# Data
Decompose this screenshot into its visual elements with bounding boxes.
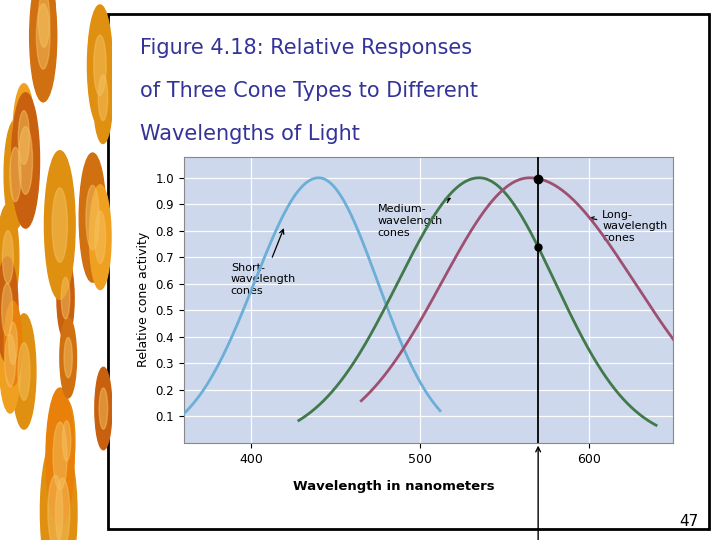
Circle shape [99, 388, 108, 429]
Circle shape [0, 308, 21, 413]
Circle shape [0, 204, 19, 310]
Circle shape [63, 421, 71, 461]
Circle shape [12, 93, 40, 228]
Circle shape [48, 475, 63, 540]
Circle shape [4, 301, 22, 386]
Text: Wavelengths of Light: Wavelengths of Light [140, 124, 360, 144]
Y-axis label: Relative cone activity: Relative cone activity [137, 232, 150, 367]
Text: Medium-
wavelength
cones: Medium- wavelength cones [378, 198, 450, 238]
Circle shape [53, 422, 67, 490]
Circle shape [18, 343, 30, 400]
Circle shape [10, 147, 21, 202]
Text: Long-
wavelength
cones: Long- wavelength cones [590, 210, 667, 243]
Text: Figure 4.18: Relative Responses: Figure 4.18: Relative Responses [140, 38, 472, 58]
Circle shape [40, 439, 71, 540]
Circle shape [60, 318, 76, 398]
Circle shape [2, 231, 14, 284]
Circle shape [64, 338, 72, 378]
Circle shape [57, 256, 74, 340]
Circle shape [0, 257, 18, 362]
Circle shape [37, 4, 50, 69]
Circle shape [89, 185, 111, 289]
Circle shape [94, 52, 112, 144]
Circle shape [5, 334, 16, 387]
Circle shape [46, 388, 74, 524]
Circle shape [94, 35, 106, 96]
Circle shape [45, 151, 75, 299]
Text: of Three Cone Types to Different: of Three Cone Types to Different [140, 81, 478, 101]
Text: Wavelength in nanometers: Wavelength in nanometers [293, 480, 495, 493]
Circle shape [52, 188, 68, 262]
Circle shape [9, 322, 17, 365]
Circle shape [18, 111, 30, 165]
Circle shape [19, 126, 32, 194]
Circle shape [38, 0, 50, 47]
Circle shape [95, 211, 106, 264]
Circle shape [32, 0, 55, 75]
Text: A
570
Yellow: A 570 Yellow [520, 447, 557, 540]
Circle shape [98, 75, 108, 120]
Circle shape [58, 401, 75, 481]
Text: 47: 47 [679, 514, 698, 529]
Circle shape [13, 84, 35, 192]
Circle shape [87, 5, 112, 126]
Text: Short-
wavelength
cones: Short- wavelength cones [231, 230, 296, 296]
Circle shape [4, 120, 27, 229]
Circle shape [61, 278, 70, 319]
Circle shape [1, 284, 12, 336]
Circle shape [30, 0, 57, 102]
Circle shape [86, 185, 99, 250]
Circle shape [95, 367, 112, 450]
Circle shape [12, 314, 36, 429]
Circle shape [79, 153, 106, 282]
Circle shape [55, 478, 70, 540]
Circle shape [48, 443, 77, 540]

# What is required
Reproduce the rows above word for word, leaving out the pictures.

# Task response
Decompose this screenshot into its visual elements with bounding boxes.
Circle shape [99, 388, 108, 429]
Circle shape [0, 308, 21, 413]
Circle shape [0, 204, 19, 310]
Circle shape [63, 421, 71, 461]
Circle shape [12, 93, 40, 228]
Circle shape [48, 475, 63, 540]
Circle shape [4, 301, 22, 386]
Text: Wavelengths of Light: Wavelengths of Light [140, 124, 360, 144]
Y-axis label: Relative cone activity: Relative cone activity [137, 232, 150, 367]
Text: Medium-
wavelength
cones: Medium- wavelength cones [378, 198, 450, 238]
Circle shape [53, 422, 67, 490]
Circle shape [18, 343, 30, 400]
Circle shape [10, 147, 21, 202]
Text: Long-
wavelength
cones: Long- wavelength cones [590, 210, 667, 243]
Text: Figure 4.18: Relative Responses: Figure 4.18: Relative Responses [140, 38, 472, 58]
Circle shape [40, 439, 71, 540]
Circle shape [60, 318, 76, 398]
Circle shape [2, 231, 14, 284]
Circle shape [64, 338, 72, 378]
Circle shape [57, 256, 74, 340]
Circle shape [0, 257, 18, 362]
Circle shape [37, 4, 50, 69]
Circle shape [89, 185, 111, 289]
Circle shape [94, 52, 112, 144]
Circle shape [5, 334, 16, 387]
Circle shape [46, 388, 74, 524]
Circle shape [94, 35, 106, 96]
Circle shape [45, 151, 75, 299]
Text: of Three Cone Types to Different: of Three Cone Types to Different [140, 81, 478, 101]
Text: Wavelength in nanometers: Wavelength in nanometers [293, 480, 495, 493]
Circle shape [52, 188, 68, 262]
Circle shape [9, 322, 17, 365]
Circle shape [18, 111, 30, 165]
Circle shape [19, 126, 32, 194]
Circle shape [38, 0, 50, 47]
Circle shape [95, 211, 106, 264]
Circle shape [32, 0, 55, 75]
Text: A
570
Yellow: A 570 Yellow [520, 447, 557, 540]
Circle shape [98, 75, 108, 120]
Circle shape [58, 401, 75, 481]
Text: 47: 47 [679, 514, 698, 529]
Circle shape [13, 84, 35, 192]
Circle shape [87, 5, 112, 126]
Text: Short-
wavelength
cones: Short- wavelength cones [231, 230, 296, 296]
Circle shape [4, 120, 27, 229]
Circle shape [61, 278, 70, 319]
Circle shape [1, 284, 12, 336]
Circle shape [30, 0, 57, 102]
Circle shape [86, 185, 99, 250]
Circle shape [95, 367, 112, 450]
Circle shape [12, 314, 36, 429]
Circle shape [79, 153, 106, 282]
Circle shape [55, 478, 70, 540]
Circle shape [48, 443, 77, 540]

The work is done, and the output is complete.